• [WRITTEN REQUEST]:
Reproduce all the lines below exactly and omit the images.

• [RECORDED INFORMATION]:
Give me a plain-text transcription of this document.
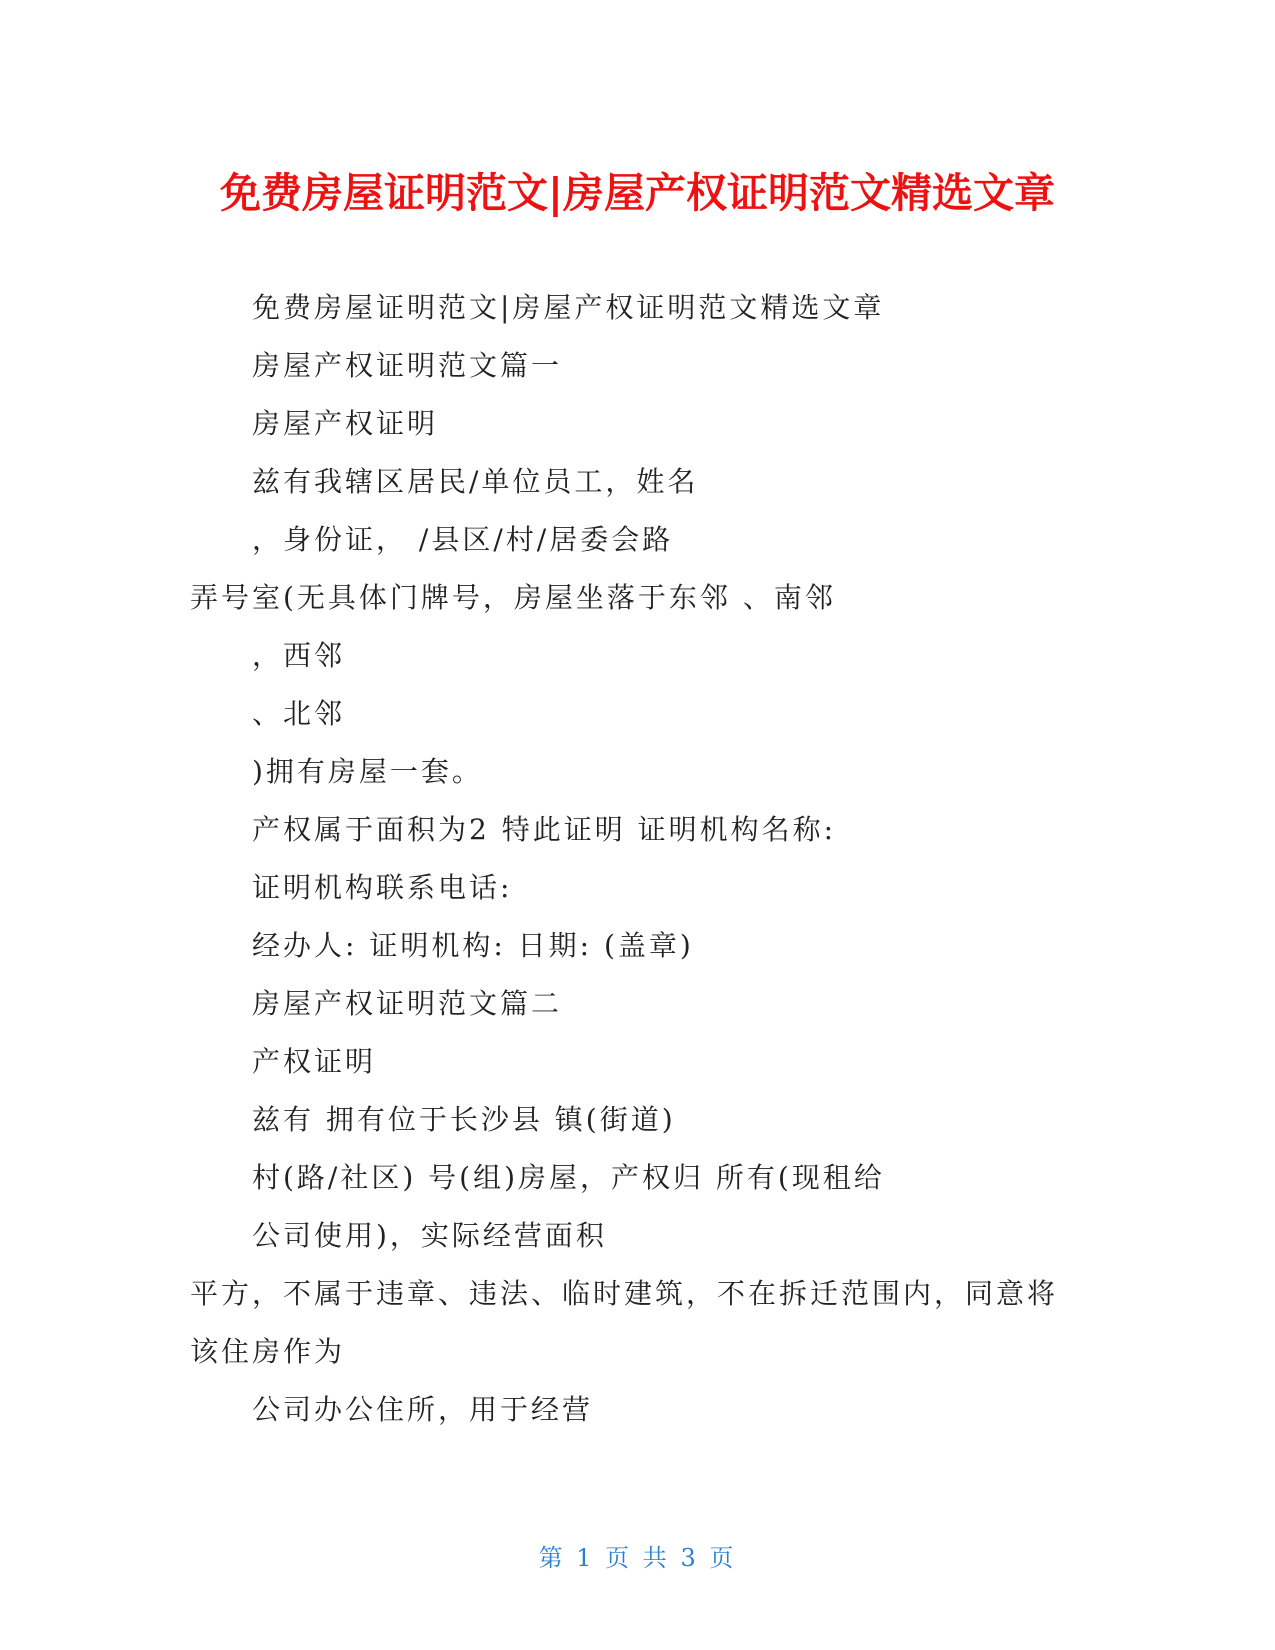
免费房屋证明范文|房屋产权证明范文精选文章
免费房屋证明范文|房屋产权证明范文精选文章
房屋产权证明范文篇一
房屋产权证明
兹有我辖区居民/单位员工，姓名
，身份证， /县区/村/居委会路
弄号室(无具体门牌号，房屋坐落于东邻 、南邻
，西邻
、北邻
)拥有房屋一套。
产权属于面积为2 特此证明 证明机构名称:
证明机构联系电话:
经办人: 证明机构: 日期: (盖章)
房屋产权证明范文篇二
产权证明
兹有 拥有位于长沙县 镇(街道)
村(路/社区) 号(组)房屋，产权归 所有(现租给
公司使用)，实际经营面积
平方，不属于违章、违法、临时建筑，不在拆迁范围内，同意将
该住房作为
公司办公住所，用于经营
第 1 页 共 3 页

• [RESULT FOR THIS EXERCISE]:
Give me a plain-text transcription of this document.
免费房屋证明范文|房屋产权证明范文精选文章
免费房屋证明范文|房屋产权证明范文精选文章
房屋产权证明范文篇一
房屋产权证明
兹有我辖区居民/单位员工，姓名
，身份证， /县区/村/居委会路
弄号室(无具体门牌号，房屋坐落于东邻 、南邻
，西邻
、北邻
)拥有房屋一套。
产权属于面积为2 特此证明 证明机构名称:
证明机构联系电话:
经办人: 证明机构: 日期: (盖章)
房屋产权证明范文篇二
产权证明
兹有 拥有位于长沙县 镇(街道)
村(路/社区) 号(组)房屋，产权归 所有(现租给
公司使用)，实际经营面积
平方，不属于违章、违法、临时建筑，不在拆迁范围内，同意将
该住房作为
公司办公住所，用于经营
第 1 页 共 3 页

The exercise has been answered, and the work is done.